Begin Data for this task

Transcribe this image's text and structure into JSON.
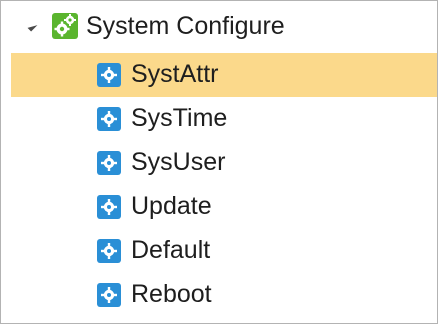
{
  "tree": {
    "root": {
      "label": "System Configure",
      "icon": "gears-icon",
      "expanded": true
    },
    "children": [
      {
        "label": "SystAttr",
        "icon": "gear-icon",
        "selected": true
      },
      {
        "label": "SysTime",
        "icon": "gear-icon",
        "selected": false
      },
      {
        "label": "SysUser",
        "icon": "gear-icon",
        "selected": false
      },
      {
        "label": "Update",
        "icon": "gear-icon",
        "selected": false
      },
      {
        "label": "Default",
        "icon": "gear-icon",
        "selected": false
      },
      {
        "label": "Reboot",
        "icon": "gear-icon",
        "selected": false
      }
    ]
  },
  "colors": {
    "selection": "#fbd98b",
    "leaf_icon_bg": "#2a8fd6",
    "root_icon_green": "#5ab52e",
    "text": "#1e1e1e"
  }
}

End Data for this task

■ Problem details
Look through the entries and return every line where "text" appears.

■ Solution for this problem
Transcribe this image's text and structure into JSON.
    "text": "#1e1e1e"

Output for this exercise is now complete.